**OBJECTIVE**: Each entry needs to be restated exactly as written.

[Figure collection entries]

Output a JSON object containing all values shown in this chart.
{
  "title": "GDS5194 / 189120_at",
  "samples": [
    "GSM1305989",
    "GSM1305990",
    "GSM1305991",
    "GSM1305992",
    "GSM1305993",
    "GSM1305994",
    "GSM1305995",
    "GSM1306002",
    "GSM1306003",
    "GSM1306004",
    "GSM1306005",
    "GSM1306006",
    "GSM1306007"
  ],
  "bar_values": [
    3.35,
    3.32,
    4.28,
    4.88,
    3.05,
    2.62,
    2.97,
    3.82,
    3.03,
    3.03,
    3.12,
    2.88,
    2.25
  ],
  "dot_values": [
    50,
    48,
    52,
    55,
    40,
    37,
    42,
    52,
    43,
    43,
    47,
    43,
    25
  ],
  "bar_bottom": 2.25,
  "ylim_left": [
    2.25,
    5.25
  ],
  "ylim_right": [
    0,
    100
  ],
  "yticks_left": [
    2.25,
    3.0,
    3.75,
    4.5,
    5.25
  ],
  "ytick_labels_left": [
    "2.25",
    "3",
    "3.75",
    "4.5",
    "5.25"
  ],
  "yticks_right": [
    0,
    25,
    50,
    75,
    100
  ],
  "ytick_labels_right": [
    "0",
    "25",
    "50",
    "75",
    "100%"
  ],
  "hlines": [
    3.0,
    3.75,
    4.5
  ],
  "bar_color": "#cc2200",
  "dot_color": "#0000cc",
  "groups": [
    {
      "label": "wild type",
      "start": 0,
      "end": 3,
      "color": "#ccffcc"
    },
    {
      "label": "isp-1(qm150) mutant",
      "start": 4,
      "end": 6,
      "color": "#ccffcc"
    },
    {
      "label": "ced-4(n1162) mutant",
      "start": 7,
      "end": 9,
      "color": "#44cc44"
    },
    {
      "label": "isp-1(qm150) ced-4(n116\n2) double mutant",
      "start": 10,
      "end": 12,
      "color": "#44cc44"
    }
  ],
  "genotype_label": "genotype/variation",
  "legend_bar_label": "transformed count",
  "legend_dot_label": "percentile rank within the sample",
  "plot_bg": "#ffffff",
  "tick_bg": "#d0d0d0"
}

**TASK RESPONSE**:
Output a JSON object containing all values shown in this chart.
{
  "title": "GDS5194 / 189120_at",
  "samples": [
    "GSM1305989",
    "GSM1305990",
    "GSM1305991",
    "GSM1305992",
    "GSM1305993",
    "GSM1305994",
    "GSM1305995",
    "GSM1306002",
    "GSM1306003",
    "GSM1306004",
    "GSM1306005",
    "GSM1306006",
    "GSM1306007"
  ],
  "bar_values": [
    3.35,
    3.32,
    4.28,
    4.88,
    3.05,
    2.62,
    2.97,
    3.82,
    3.03,
    3.03,
    3.12,
    2.88,
    2.25
  ],
  "dot_values": [
    50,
    48,
    52,
    55,
    40,
    37,
    42,
    52,
    43,
    43,
    47,
    43,
    25
  ],
  "bar_bottom": 2.25,
  "ylim_left": [
    2.25,
    5.25
  ],
  "ylim_right": [
    0,
    100
  ],
  "yticks_left": [
    2.25,
    3.0,
    3.75,
    4.5,
    5.25
  ],
  "ytick_labels_left": [
    "2.25",
    "3",
    "3.75",
    "4.5",
    "5.25"
  ],
  "yticks_right": [
    0,
    25,
    50,
    75,
    100
  ],
  "ytick_labels_right": [
    "0",
    "25",
    "50",
    "75",
    "100%"
  ],
  "hlines": [
    3.0,
    3.75,
    4.5
  ],
  "bar_color": "#cc2200",
  "dot_color": "#0000cc",
  "groups": [
    {
      "label": "wild type",
      "start": 0,
      "end": 3,
      "color": "#ccffcc"
    },
    {
      "label": "isp-1(qm150) mutant",
      "start": 4,
      "end": 6,
      "color": "#ccffcc"
    },
    {
      "label": "ced-4(n1162) mutant",
      "start": 7,
      "end": 9,
      "color": "#44cc44"
    },
    {
      "label": "isp-1(qm150) ced-4(n116\n2) double mutant",
      "start": 10,
      "end": 12,
      "color": "#44cc44"
    }
  ],
  "genotype_label": "genotype/variation",
  "legend_bar_label": "transformed count",
  "legend_dot_label": "percentile rank within the sample",
  "plot_bg": "#ffffff",
  "tick_bg": "#d0d0d0"
}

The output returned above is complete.